* begin *
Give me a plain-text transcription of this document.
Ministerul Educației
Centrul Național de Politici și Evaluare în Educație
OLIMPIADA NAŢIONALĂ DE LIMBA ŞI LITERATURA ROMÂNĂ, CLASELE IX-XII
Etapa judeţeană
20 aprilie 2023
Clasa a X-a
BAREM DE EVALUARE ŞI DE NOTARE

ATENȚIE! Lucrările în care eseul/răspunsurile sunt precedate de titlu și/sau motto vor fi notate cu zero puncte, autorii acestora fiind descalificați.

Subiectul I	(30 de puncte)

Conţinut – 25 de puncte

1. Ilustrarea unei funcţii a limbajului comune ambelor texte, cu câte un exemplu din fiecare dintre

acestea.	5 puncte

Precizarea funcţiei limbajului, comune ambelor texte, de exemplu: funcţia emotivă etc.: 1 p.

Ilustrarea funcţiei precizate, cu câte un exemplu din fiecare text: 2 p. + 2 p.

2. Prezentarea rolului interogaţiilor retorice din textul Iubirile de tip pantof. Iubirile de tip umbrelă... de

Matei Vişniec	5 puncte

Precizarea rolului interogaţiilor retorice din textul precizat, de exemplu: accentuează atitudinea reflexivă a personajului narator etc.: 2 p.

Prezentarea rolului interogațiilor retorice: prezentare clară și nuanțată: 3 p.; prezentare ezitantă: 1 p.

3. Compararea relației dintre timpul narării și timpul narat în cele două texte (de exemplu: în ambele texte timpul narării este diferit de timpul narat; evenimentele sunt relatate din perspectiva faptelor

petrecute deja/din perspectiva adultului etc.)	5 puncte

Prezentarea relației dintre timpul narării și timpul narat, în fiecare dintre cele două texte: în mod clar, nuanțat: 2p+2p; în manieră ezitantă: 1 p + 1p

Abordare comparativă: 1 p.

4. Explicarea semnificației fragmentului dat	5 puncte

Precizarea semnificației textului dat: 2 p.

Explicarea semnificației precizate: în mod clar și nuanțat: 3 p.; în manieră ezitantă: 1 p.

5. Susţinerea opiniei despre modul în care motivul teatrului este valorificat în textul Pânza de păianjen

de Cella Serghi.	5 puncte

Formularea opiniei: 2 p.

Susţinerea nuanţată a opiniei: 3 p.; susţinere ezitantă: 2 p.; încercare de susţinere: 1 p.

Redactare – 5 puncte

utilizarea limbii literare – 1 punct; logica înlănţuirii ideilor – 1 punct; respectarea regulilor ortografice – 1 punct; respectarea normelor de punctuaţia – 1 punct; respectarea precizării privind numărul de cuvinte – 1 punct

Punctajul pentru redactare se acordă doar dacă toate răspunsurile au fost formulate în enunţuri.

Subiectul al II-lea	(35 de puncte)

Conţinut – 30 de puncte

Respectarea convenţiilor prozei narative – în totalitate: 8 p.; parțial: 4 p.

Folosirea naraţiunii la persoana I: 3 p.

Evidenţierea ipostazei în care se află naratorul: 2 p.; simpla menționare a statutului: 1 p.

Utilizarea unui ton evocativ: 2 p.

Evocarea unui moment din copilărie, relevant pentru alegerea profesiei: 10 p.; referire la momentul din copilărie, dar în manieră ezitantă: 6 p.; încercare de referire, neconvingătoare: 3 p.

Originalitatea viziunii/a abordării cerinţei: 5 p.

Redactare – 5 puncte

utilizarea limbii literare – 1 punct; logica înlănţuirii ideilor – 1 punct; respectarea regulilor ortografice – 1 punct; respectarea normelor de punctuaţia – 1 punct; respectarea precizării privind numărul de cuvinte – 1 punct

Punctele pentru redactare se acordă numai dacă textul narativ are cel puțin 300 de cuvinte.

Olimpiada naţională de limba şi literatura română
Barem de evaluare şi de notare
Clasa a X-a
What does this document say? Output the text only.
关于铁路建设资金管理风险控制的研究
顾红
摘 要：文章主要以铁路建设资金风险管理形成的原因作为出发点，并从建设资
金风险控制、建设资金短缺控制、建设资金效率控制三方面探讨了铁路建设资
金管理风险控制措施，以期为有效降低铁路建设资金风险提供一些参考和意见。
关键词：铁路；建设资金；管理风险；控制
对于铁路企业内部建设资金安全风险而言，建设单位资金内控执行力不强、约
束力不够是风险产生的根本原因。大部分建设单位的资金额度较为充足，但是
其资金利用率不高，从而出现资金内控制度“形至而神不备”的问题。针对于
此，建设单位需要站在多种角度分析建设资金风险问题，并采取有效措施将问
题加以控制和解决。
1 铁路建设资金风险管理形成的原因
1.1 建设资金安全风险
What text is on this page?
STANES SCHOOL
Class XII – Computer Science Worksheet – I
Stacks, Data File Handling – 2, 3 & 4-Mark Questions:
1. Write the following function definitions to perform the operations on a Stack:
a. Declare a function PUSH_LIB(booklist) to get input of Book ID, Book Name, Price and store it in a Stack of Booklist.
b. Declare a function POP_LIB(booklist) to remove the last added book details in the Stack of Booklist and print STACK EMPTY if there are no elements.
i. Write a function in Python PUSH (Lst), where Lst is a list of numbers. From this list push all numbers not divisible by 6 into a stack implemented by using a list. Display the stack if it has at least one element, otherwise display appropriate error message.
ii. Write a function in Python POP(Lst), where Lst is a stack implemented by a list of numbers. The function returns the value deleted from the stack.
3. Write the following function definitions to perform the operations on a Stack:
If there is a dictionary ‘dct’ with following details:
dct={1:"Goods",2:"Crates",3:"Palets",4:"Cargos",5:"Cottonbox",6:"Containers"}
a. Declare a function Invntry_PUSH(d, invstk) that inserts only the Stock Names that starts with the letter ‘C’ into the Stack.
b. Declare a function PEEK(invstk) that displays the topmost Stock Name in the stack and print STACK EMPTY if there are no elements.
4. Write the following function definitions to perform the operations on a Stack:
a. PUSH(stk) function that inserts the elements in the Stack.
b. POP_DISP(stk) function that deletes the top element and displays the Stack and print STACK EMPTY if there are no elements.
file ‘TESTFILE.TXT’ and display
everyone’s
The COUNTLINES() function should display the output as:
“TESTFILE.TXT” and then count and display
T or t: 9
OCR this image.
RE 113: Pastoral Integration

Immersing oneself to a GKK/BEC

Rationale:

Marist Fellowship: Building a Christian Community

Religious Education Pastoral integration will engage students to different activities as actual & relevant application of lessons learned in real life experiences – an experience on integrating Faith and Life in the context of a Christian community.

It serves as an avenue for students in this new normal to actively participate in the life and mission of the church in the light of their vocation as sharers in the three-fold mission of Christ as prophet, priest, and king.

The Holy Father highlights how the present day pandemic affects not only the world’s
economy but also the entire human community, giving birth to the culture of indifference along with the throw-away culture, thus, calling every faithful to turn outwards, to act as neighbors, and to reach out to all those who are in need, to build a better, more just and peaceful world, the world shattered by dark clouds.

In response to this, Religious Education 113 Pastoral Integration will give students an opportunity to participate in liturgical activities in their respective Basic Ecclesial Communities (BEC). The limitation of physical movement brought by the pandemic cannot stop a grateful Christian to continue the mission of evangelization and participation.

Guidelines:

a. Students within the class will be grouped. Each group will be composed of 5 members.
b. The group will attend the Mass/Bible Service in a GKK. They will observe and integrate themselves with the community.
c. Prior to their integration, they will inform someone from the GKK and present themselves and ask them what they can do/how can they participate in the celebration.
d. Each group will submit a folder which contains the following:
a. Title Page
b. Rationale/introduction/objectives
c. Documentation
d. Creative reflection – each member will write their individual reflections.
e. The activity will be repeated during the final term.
* end *
*Given problem*.
Using the data above, output each line exactly.

*Exercise result*.
Give me a plain-text transcription of this document.
Ministerul Educației
Centrul Național de Politici și Evaluare în Educație
OLIMPIADA NAŢIONALĂ DE LIMBA ŞI LITERATURA ROMÂNĂ, CLASELE IX-XII
Etapa judeţeană
20 aprilie 2023
Clasa a X-a
BAREM DE EVALUARE ŞI DE NOTARE

ATENȚIE! Lucrările în care eseul/răspunsurile sunt precedate de titlu și/sau motto vor fi notate cu zero puncte, autorii acestora fiind descalificați.

Subiectul I	(30 de puncte)

Conţinut – 25 de puncte

1. Ilustrarea unei funcţii a limbajului comune ambelor texte, cu câte un exemplu din fiecare dintre

acestea.	5 puncte

Precizarea funcţiei limbajului, comune ambelor texte, de exemplu: funcţia emotivă etc.: 1 p.

Ilustrarea funcţiei precizate, cu câte un exemplu din fiecare text: 2 p. + 2 p.

2. Prezentarea rolului interogaţiilor retorice din textul Iubirile de tip pantof. Iubirile de tip umbrelă... de

Matei Vişniec	5 puncte

Precizarea rolului interogaţiilor retorice din textul precizat, de exemplu: accentuează atitudinea reflexivă a personajului narator etc.: 2 p.

Prezentarea rolului interogațiilor retorice: prezentare clară și nuanțată: 3 p.; prezentare ezitantă: 1 p.

3. Compararea relației dintre timpul narării și timpul narat în cele două texte (de exemplu: în ambele texte timpul narării este diferit de timpul narat; evenimentele sunt relatate din perspectiva faptelor

petrecute deja/din perspectiva adultului etc.)	5 puncte

Prezentarea relației dintre timpul narării și timpul narat, în fiecare dintre cele două texte: în mod clar, nuanțat: 2p+2p; în manieră ezitantă: 1 p + 1p

Abordare comparativă: 1 p.

4. Explicarea semnificației fragmentului dat	5 puncte

Precizarea semnificației textului dat: 2 p.

Explicarea semnificației precizate: în mod clar și nuanțat: 3 p.; în manieră ezitantă: 1 p.

5. Susţinerea opiniei despre modul în care motivul teatrului este valorificat în textul Pânza de păianjen

de Cella Serghi.	5 puncte

Formularea opiniei: 2 p.

Susţinerea nuanţată a opiniei: 3 p.; susţinere ezitantă: 2 p.; încercare de susţinere: 1 p.

Redactare – 5 puncte

utilizarea limbii literare – 1 punct; logica înlănţuirii ideilor – 1 punct; respectarea regulilor ortografice – 1 punct; respectarea normelor de punctuaţia – 1 punct; respectarea precizării privind numărul de cuvinte – 1 punct

Punctajul pentru redactare se acordă doar dacă toate răspunsurile au fost formulate în enunţuri.

Subiectul al II-lea	(35 de puncte)

Conţinut – 30 de puncte

Respectarea convenţiilor prozei narative – în totalitate: 8 p.; parțial: 4 p.

Folosirea naraţiunii la persoana I: 3 p.

Evidenţierea ipostazei în care se află naratorul: 2 p.; simpla menționare a statutului: 1 p.

Utilizarea unui ton evocativ: 2 p.

Evocarea unui moment din copilărie, relevant pentru alegerea profesiei: 10 p.; referire la momentul din copilărie, dar în manieră ezitantă: 6 p.; încercare de referire, neconvingătoare: 3 p.

Originalitatea viziunii/a abordării cerinţei: 5 p.

Redactare – 5 puncte

utilizarea limbii literare – 1 punct; logica înlănţuirii ideilor – 1 punct; respectarea regulilor ortografice – 1 punct; respectarea normelor de punctuaţia – 1 punct; respectarea precizării privind numărul de cuvinte – 1 punct

Punctele pentru redactare se acordă numai dacă textul narativ are cel puțin 300 de cuvinte.

Olimpiada naţională de limba şi literatura română
Barem de evaluare şi de notare
Clasa a X-a
What does this document say? Output the text only.
关于铁路建设资金管理风险控制的研究
顾红
摘 要：文章主要以铁路建设资金风险管理形成的原因作为出发点，并从建设资
金风险控制、建设资金短缺控制、建设资金效率控制三方面探讨了铁路建设资
金管理风险控制措施，以期为有效降低铁路建设资金风险提供一些参考和意见。
关键词：铁路；建设资金；管理风险；控制
对于铁路企业内部建设资金安全风险而言，建设单位资金内控执行力不强、约
束力不够是风险产生的根本原因。大部分建设单位的资金额度较为充足，但是
其资金利用率不高，从而出现资金内控制度“形至而神不备”的问题。针对于
此，建设单位需要站在多种角度分析建设资金风险问题，并采取有效措施将问
题加以控制和解决。
1 铁路建设资金风险管理形成的原因
1.1 建设资金安全风险
What text is on this page?
STANES SCHOOL
Class XII – Computer Science Worksheet – I
Stacks, Data File Handling – 2, 3 & 4-Mark Questions:
1. Write the following function definitions to perform the operations on a Stack:
a. Declare a function PUSH_LIB(booklist) to get input of Book ID, Book Name, Price and store it in a Stack of Booklist.
b. Declare a function POP_LIB(booklist) to remove the last added book details in the Stack of Booklist and print STACK EMPTY if there are no elements.
i. Write a function in Python PUSH (Lst), where Lst is a list of numbers. From this list push all numbers not divisible by 6 into a stack implemented by using a list. Display the stack if it has at least one element, otherwise display appropriate error message.
ii. Write a function in Python POP(Lst), where Lst is a stack implemented by a list of numbers. The function returns the value deleted from the stack.
3. Write the following function definitions to perform the operations on a Stack:
If there is a dictionary ‘dct’ with following details:
dct={1:"Goods",2:"Crates",3:"Palets",4:"Cargos",5:"Cottonbox",6:"Containers"}
a. Declare a function Invntry_PUSH(d, invstk) that inserts only the Stock Names that starts with the letter ‘C’ into the Stack.
b. Declare a function PEEK(invstk) that displays the topmost Stock Name in the stack and print STACK EMPTY if there are no elements.
4. Write the following function definitions to perform the operations on a Stack:
a. PUSH(stk) function that inserts the elements in the Stack.
b. POP_DISP(stk) function that deletes the top element and displays the Stack and print STACK EMPTY if there are no elements.
file ‘TESTFILE.TXT’ and display
everyone’s
The COUNTLINES() function should display the output as:
“TESTFILE.TXT” and then count and display
T or t: 9
OCR this image.
RE 113: Pastoral Integration

Immersing oneself to a GKK/BEC

Rationale:

Marist Fellowship: Building a Christian Community

Religious Education Pastoral integration will engage students to different activities as actual & relevant application of lessons learned in real life experiences – an experience on integrating Faith and Life in the context of a Christian community.

It serves as an avenue for students in this new normal to actively participate in the life and mission of the church in the light of their vocation as sharers in the three-fold mission of Christ as prophet, priest, and king.

The Holy Father highlights how the present day pandemic affects not only the world’s
economy but also the entire human community, giving birth to the culture of indifference along with the throw-away culture, thus, calling every faithful to turn outwards, to act as neighbors, and to reach out to all those who are in need, to build a better, more just and peaceful world, the world shattered by dark clouds.

In response to this, Religious Education 113 Pastoral Integration will give students an opportunity to participate in liturgical activities in their respective Basic Ecclesial Communities (BEC). The limitation of physical movement brought by the pandemic cannot stop a grateful Christian to continue the mission of evangelization and participation.

Guidelines:

a. Students within the class will be grouped. Each group will be composed of 5 members.
b. The group will attend the Mass/Bible Service in a GKK. They will observe and integrate themselves with the community.
c. Prior to their integration, they will inform someone from the GKK and present themselves and ask them what they can do/how can they participate in the celebration.
d. Each group will submit a folder which contains the following:
a. Title Page
b. Rationale/introduction/objectives
c. Documentation
d. Creative reflection – each member will write their individual reflections.
e. The activity will be repeated during the final term.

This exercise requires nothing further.